§ MATERIAL FOR THIS EXERCISE
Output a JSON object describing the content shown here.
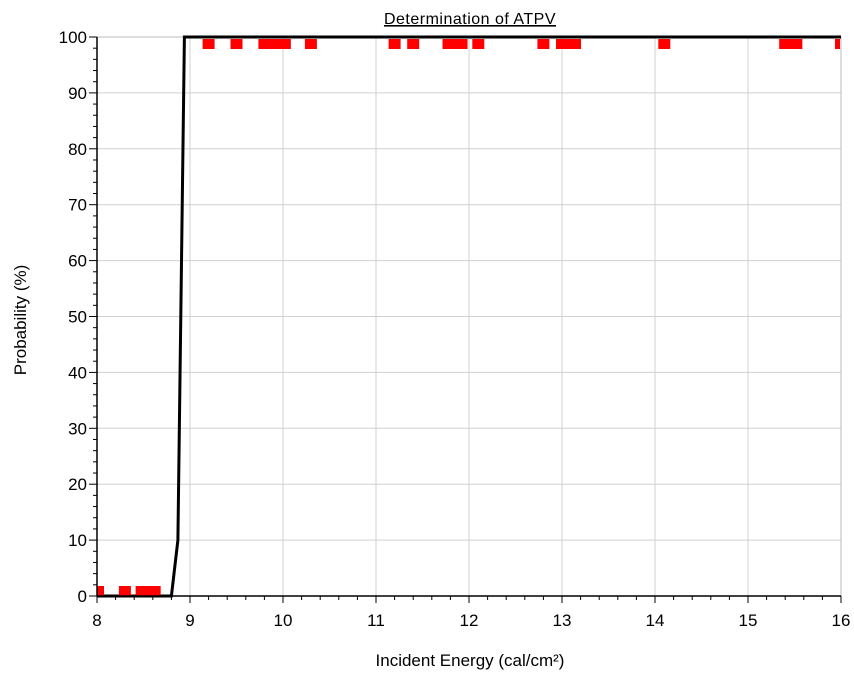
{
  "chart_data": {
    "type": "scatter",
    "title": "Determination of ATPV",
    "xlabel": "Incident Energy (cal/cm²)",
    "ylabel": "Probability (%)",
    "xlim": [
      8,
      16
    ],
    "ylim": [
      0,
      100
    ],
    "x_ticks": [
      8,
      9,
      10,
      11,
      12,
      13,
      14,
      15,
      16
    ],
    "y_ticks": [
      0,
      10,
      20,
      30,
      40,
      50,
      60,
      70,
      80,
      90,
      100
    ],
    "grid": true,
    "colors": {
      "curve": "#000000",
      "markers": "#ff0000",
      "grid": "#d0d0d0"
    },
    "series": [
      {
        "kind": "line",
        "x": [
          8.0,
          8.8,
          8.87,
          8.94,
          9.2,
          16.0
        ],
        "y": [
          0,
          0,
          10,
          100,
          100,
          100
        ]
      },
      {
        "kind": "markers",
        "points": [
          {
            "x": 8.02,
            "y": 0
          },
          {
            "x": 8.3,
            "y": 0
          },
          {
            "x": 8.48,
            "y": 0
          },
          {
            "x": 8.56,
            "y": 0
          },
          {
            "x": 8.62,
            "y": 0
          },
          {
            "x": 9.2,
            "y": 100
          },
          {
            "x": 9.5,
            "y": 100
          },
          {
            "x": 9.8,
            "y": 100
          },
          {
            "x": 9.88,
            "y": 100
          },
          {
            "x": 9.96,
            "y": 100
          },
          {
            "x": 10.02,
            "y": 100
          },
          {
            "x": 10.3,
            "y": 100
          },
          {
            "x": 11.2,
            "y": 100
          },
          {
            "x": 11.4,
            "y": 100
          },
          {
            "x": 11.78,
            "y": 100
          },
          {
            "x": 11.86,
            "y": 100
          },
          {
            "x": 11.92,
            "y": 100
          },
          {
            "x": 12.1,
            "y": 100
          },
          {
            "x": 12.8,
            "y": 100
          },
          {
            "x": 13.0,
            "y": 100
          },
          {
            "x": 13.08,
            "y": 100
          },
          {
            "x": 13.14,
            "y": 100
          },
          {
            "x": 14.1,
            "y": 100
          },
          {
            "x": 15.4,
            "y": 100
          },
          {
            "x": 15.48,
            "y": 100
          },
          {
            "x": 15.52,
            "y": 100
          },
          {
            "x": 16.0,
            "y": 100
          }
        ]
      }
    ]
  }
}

---

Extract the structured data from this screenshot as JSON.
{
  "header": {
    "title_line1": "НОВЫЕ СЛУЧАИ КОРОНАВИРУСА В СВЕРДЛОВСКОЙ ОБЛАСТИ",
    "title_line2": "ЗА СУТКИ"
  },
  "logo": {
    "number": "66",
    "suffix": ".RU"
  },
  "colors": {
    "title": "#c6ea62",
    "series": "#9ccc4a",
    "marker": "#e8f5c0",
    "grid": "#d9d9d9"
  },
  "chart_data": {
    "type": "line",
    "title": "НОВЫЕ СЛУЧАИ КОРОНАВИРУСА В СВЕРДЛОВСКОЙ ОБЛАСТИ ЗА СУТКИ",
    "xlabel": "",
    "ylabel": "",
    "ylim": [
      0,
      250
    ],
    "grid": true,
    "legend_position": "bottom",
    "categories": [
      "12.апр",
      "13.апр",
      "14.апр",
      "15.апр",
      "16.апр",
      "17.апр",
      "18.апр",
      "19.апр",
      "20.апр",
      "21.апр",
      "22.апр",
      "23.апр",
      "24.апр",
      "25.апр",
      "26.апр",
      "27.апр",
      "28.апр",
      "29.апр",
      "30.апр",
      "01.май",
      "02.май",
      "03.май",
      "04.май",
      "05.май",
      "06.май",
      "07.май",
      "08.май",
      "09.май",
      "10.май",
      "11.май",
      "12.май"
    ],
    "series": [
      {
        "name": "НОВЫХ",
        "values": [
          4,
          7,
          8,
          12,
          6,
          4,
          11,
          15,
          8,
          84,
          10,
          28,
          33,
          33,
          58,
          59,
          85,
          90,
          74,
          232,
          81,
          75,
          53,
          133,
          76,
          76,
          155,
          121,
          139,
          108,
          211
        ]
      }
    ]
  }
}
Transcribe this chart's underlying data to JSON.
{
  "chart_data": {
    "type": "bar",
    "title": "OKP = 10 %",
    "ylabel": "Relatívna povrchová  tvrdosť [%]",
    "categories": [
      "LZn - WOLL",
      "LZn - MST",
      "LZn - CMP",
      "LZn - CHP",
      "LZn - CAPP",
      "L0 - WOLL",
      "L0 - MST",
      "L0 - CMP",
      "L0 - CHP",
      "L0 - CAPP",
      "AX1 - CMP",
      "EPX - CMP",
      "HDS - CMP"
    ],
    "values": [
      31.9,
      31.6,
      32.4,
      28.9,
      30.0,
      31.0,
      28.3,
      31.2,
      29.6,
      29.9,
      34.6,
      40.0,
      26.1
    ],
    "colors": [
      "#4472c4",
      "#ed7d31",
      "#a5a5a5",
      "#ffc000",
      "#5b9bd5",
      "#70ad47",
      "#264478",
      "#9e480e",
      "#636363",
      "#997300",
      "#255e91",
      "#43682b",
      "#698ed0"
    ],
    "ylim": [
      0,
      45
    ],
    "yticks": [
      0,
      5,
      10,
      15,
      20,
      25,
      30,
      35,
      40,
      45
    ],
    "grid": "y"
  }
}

§ OBJECTIVE
Using the material above, count the lines containing the word "grid". Reply with the number alone.

§ COMPLETED TASK
5